▸ **DIRECTIONS**
Identify the lines bearing the string "active" and gather them.

▸ **INPUT**
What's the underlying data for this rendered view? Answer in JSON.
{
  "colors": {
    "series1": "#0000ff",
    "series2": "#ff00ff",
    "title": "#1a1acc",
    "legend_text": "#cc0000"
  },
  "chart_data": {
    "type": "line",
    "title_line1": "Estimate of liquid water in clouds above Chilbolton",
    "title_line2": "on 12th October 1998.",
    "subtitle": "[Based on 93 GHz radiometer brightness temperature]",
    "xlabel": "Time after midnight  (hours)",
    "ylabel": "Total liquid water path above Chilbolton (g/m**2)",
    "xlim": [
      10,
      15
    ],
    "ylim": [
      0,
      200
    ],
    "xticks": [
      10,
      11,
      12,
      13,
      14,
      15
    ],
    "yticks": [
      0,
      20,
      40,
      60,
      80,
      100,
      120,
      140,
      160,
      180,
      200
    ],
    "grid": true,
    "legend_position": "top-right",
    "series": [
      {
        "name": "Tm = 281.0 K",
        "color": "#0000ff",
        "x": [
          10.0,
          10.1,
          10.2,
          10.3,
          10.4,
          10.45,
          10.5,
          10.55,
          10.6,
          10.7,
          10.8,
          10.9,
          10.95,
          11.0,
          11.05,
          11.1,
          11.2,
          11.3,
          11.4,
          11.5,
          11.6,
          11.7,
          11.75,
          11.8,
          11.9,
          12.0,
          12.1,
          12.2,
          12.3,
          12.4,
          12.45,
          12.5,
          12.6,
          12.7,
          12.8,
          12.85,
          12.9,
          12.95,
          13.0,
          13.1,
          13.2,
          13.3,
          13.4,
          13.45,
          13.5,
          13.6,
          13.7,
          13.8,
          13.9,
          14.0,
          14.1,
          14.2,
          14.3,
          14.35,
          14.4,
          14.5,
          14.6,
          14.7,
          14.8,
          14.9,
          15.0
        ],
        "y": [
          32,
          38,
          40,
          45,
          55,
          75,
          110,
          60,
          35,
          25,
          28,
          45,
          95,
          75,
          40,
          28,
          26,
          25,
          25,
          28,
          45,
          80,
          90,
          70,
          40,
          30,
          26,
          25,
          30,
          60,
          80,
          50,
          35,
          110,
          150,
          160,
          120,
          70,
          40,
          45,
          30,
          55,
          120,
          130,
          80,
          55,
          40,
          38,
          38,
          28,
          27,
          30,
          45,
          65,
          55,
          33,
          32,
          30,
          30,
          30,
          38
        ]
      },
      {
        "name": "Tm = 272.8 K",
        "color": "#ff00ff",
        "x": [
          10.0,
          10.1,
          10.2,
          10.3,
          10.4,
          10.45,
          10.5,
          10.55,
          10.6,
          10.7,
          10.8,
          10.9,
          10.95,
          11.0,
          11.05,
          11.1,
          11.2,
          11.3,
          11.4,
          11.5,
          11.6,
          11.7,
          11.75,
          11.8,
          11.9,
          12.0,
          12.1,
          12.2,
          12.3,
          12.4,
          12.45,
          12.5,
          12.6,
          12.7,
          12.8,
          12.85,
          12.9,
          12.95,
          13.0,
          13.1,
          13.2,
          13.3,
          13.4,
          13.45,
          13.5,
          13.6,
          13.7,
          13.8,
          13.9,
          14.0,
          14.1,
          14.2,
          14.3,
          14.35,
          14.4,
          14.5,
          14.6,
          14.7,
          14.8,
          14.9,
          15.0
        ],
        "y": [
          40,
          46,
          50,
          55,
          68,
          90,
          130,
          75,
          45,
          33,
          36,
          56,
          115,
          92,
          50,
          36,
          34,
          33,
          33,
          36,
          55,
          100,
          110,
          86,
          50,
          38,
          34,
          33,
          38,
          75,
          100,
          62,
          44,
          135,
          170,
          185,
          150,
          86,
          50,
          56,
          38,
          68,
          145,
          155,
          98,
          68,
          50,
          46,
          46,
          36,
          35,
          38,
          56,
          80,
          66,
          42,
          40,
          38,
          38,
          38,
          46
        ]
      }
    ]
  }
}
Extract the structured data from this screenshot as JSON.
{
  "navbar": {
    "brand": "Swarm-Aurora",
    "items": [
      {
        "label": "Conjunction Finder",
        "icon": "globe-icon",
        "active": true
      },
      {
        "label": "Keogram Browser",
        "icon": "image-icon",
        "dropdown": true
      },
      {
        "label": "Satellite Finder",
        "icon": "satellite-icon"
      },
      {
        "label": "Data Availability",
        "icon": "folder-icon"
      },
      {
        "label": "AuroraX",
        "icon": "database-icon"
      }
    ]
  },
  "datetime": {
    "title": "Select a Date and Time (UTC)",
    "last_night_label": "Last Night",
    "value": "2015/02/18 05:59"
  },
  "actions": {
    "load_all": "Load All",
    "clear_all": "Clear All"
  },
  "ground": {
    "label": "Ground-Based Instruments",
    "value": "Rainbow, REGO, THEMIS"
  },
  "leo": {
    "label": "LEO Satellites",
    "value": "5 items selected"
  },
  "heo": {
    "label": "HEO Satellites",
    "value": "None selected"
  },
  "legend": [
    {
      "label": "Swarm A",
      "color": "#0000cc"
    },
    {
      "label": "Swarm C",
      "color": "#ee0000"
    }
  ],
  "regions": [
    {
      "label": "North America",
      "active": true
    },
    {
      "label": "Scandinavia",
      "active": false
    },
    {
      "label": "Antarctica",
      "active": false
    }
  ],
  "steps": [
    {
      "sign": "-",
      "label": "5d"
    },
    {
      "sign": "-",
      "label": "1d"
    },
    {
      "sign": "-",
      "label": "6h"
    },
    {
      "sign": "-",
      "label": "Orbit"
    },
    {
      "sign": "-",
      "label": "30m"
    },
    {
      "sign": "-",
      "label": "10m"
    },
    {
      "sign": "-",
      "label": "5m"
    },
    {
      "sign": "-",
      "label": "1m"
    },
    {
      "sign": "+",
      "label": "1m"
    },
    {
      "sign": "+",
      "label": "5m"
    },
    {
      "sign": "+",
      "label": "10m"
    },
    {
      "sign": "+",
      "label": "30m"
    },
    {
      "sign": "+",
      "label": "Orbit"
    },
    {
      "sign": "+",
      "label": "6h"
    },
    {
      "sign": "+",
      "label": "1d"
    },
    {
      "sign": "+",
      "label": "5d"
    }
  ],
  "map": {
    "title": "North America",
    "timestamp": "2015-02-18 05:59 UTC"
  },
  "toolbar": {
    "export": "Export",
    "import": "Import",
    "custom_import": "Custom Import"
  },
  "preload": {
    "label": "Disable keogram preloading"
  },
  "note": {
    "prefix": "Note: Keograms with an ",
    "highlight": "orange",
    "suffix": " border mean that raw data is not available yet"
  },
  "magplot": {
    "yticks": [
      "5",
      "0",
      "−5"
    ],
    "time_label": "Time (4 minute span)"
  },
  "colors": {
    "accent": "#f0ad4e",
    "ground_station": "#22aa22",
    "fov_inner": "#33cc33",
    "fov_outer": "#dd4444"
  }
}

▸ **ANSWER FOR THIS EXERCISE**
        "active": true
      "active": true
      "active": false
      "active": false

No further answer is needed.